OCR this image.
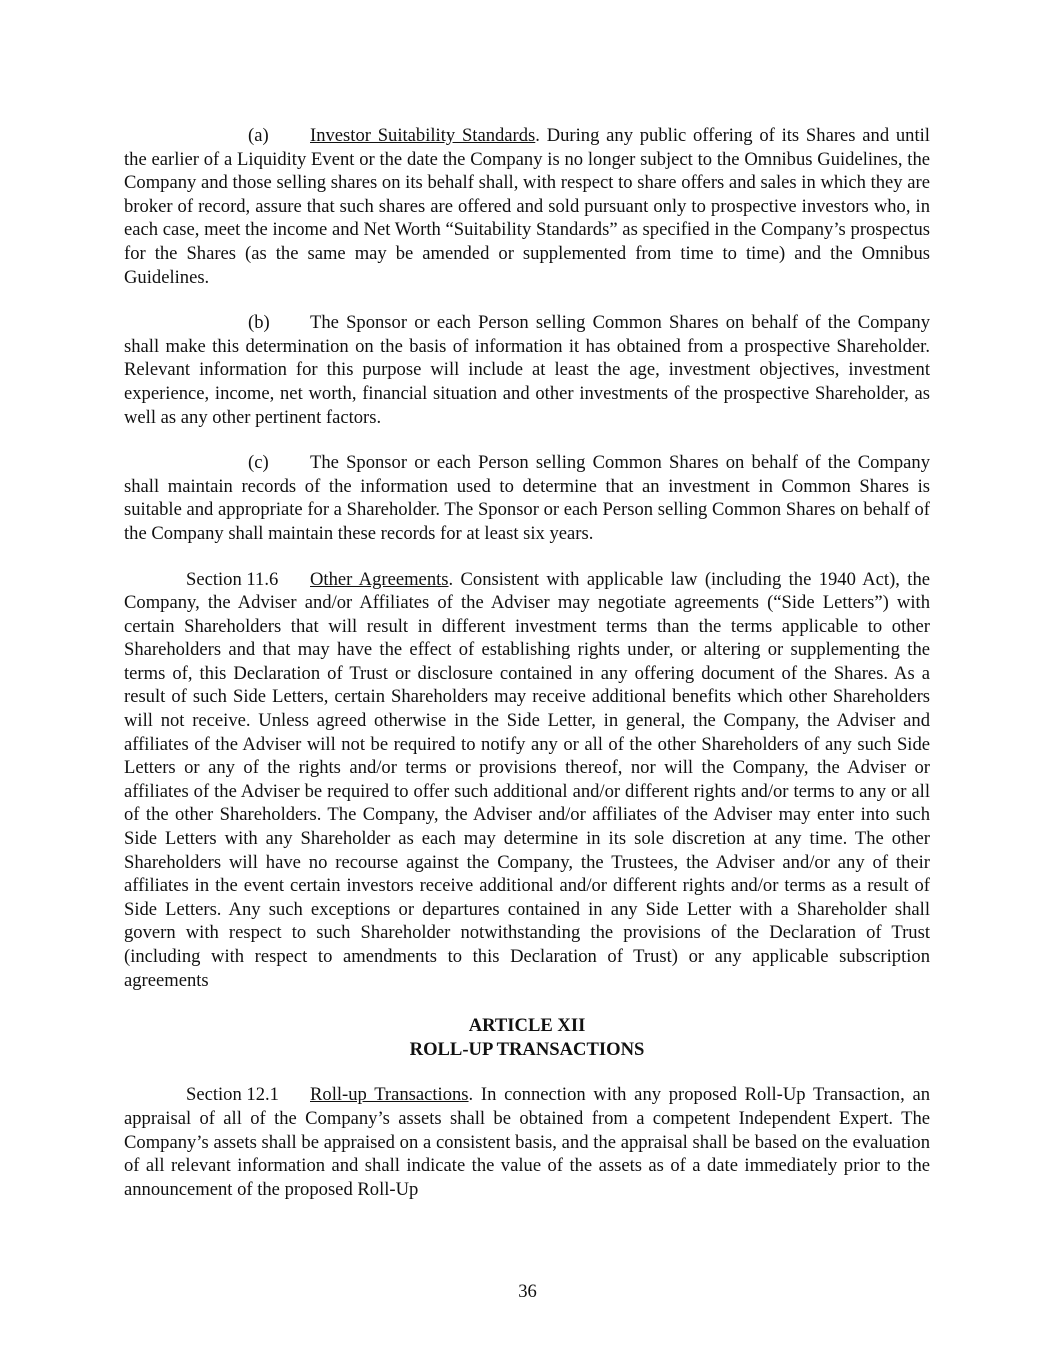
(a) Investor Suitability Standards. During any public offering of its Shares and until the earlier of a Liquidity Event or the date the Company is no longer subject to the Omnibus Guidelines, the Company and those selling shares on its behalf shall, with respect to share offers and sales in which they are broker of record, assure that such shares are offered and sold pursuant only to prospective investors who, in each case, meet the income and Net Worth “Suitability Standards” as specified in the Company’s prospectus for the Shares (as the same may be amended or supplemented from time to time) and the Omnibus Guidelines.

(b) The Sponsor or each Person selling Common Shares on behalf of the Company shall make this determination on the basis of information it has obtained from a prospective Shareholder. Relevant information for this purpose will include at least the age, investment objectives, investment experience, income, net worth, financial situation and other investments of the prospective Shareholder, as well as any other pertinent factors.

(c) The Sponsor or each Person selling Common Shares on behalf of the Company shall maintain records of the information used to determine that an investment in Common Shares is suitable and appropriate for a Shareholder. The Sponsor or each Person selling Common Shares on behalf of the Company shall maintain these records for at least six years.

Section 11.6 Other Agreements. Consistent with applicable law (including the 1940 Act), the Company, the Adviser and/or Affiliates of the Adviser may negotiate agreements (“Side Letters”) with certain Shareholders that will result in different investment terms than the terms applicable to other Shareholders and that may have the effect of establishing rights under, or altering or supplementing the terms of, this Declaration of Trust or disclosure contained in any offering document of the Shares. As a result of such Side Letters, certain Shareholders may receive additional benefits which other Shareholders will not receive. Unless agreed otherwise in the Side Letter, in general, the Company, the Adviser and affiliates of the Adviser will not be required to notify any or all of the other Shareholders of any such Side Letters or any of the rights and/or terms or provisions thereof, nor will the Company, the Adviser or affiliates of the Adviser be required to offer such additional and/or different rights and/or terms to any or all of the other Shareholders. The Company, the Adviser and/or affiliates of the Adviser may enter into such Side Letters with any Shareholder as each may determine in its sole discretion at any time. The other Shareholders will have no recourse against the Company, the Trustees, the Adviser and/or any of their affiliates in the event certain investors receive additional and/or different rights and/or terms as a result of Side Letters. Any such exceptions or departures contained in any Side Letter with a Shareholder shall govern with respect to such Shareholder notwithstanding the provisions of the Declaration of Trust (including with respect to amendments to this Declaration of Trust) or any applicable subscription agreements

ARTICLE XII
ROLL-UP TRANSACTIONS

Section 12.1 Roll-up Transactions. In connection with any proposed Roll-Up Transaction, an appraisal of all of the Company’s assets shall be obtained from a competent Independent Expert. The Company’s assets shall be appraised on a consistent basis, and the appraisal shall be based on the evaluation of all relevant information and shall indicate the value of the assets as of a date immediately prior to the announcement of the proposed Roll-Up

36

┄┄┄┄┄┄┄┄┄┄┄┄┄┄┄┄┄┄┄┄

* _What to work on_:
Check each line in the listing above for the string "date", then report how many lines contain it, with no other text.

* _In response_:
2